> _Provided data_
● ● ● ● ● ● ●

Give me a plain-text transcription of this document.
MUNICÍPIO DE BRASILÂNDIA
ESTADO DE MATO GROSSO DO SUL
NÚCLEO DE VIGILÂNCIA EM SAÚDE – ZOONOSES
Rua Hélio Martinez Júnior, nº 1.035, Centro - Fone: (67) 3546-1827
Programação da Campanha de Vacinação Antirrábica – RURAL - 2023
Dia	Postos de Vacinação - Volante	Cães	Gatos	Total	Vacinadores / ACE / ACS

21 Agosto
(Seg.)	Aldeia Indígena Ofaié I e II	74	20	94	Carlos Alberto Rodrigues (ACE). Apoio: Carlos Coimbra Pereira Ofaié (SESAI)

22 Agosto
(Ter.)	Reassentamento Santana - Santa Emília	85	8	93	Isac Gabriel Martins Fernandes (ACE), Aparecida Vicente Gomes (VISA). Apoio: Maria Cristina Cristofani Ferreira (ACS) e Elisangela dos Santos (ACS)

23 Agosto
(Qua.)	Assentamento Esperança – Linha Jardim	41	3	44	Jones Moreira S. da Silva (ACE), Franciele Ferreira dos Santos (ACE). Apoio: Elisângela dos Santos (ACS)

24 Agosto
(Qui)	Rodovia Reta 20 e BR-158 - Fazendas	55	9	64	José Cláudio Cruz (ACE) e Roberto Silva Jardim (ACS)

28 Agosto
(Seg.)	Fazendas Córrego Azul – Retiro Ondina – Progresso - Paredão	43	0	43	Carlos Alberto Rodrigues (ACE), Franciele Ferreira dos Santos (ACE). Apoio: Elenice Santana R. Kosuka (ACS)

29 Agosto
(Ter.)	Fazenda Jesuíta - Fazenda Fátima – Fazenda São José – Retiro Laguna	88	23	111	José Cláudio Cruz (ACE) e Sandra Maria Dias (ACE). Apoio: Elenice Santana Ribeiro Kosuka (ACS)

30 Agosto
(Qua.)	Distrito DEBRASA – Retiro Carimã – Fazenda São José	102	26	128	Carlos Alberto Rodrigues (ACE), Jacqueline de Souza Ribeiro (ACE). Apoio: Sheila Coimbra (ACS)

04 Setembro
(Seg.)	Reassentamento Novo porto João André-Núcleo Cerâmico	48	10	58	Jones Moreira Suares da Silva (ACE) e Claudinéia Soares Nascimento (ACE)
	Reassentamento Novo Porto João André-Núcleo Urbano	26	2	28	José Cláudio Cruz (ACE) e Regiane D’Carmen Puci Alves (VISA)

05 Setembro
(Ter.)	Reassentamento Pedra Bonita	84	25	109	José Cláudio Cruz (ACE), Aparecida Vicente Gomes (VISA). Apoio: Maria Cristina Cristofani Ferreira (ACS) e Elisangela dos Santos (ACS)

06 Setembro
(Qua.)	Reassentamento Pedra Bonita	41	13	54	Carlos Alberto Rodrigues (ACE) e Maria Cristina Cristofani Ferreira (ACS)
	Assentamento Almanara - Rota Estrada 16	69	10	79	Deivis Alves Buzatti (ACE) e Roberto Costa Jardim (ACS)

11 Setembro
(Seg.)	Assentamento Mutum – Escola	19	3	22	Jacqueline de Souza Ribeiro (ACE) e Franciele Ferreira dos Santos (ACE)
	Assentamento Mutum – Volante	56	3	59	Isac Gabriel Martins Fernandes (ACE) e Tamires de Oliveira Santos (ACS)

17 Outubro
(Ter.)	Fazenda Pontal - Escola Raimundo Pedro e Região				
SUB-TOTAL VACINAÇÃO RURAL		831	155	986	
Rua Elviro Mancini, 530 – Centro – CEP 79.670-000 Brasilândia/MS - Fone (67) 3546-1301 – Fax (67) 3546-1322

● ● ● ● ● ● ●

> _Prompt_
Pull out each record as written and restate it exactly.

> _Written reply_
Give me a plain-text transcription of this document.
MUNICÍPIO DE BRASILÂNDIA
ESTADO DE MATO GROSSO DO SUL
NÚCLEO DE VIGILÂNCIA EM SAÚDE – ZOONOSES
Rua Hélio Martinez Júnior, nº 1.035, Centro - Fone: (67) 3546-1827
Programação da Campanha de Vacinação Antirrábica – RURAL - 2023
Dia	Postos de Vacinação - Volante	Cães	Gatos	Total	Vacinadores / ACE / ACS

21 Agosto
(Seg.)	Aldeia Indígena Ofaié I e II	74	20	94	Carlos Alberto Rodrigues (ACE). Apoio: Carlos Coimbra Pereira Ofaié (SESAI)

22 Agosto
(Ter.)	Reassentamento Santana - Santa Emília	85	8	93	Isac Gabriel Martins Fernandes (ACE), Aparecida Vicente Gomes (VISA). Apoio: Maria Cristina Cristofani Ferreira (ACS) e Elisangela dos Santos (ACS)

23 Agosto
(Qua.)	Assentamento Esperança – Linha Jardim	41	3	44	Jones Moreira S. da Silva (ACE), Franciele Ferreira dos Santos (ACE). Apoio: Elisângela dos Santos (ACS)

24 Agosto
(Qui)	Rodovia Reta 20 e BR-158 - Fazendas	55	9	64	José Cláudio Cruz (ACE) e Roberto Silva Jardim (ACS)

28 Agosto
(Seg.)	Fazendas Córrego Azul – Retiro Ondina – Progresso - Paredão	43	0	43	Carlos Alberto Rodrigues (ACE), Franciele Ferreira dos Santos (ACE). Apoio: Elenice Santana R. Kosuka (ACS)

29 Agosto
(Ter.)	Fazenda Jesuíta - Fazenda Fátima – Fazenda São José – Retiro Laguna	88	23	111	José Cláudio Cruz (ACE) e Sandra Maria Dias (ACE). Apoio: Elenice Santana Ribeiro Kosuka (ACS)

30 Agosto
(Qua.)	Distrito DEBRASA – Retiro Carimã – Fazenda São José	102	26	128	Carlos Alberto Rodrigues (ACE), Jacqueline de Souza Ribeiro (ACE). Apoio: Sheila Coimbra (ACS)

04 Setembro
(Seg.)	Reassentamento Novo porto João André-Núcleo Cerâmico	48	10	58	Jones Moreira Suares da Silva (ACE) e Claudinéia Soares Nascimento (ACE)
	Reassentamento Novo Porto João André-Núcleo Urbano	26	2	28	José Cláudio Cruz (ACE) e Regiane D’Carmen Puci Alves (VISA)

05 Setembro
(Ter.)	Reassentamento Pedra Bonita	84	25	109	José Cláudio Cruz (ACE), Aparecida Vicente Gomes (VISA). Apoio: Maria Cristina Cristofani Ferreira (ACS) e Elisangela dos Santos (ACS)

06 Setembro
(Qua.)	Reassentamento Pedra Bonita	41	13	54	Carlos Alberto Rodrigues (ACE) e Maria Cristina Cristofani Ferreira (ACS)
	Assentamento Almanara - Rota Estrada 16	69	10	79	Deivis Alves Buzatti (ACE) e Roberto Costa Jardim (ACS)

11 Setembro
(Seg.)	Assentamento Mutum – Escola	19	3	22	Jacqueline de Souza Ribeiro (ACE) e Franciele Ferreira dos Santos (ACE)
	Assentamento Mutum – Volante	56	3	59	Isac Gabriel Martins Fernandes (ACE) e Tamires de Oliveira Santos (ACS)

17 Outubro
(Ter.)	Fazenda Pontal - Escola Raimundo Pedro e Região				
SUB-TOTAL VACINAÇÃO RURAL		831	155	986	
Rua Elviro Mancini, 530 – Centro – CEP 79.670-000 Brasilândia/MS - Fone (67) 3546-1301 – Fax (67) 3546-1322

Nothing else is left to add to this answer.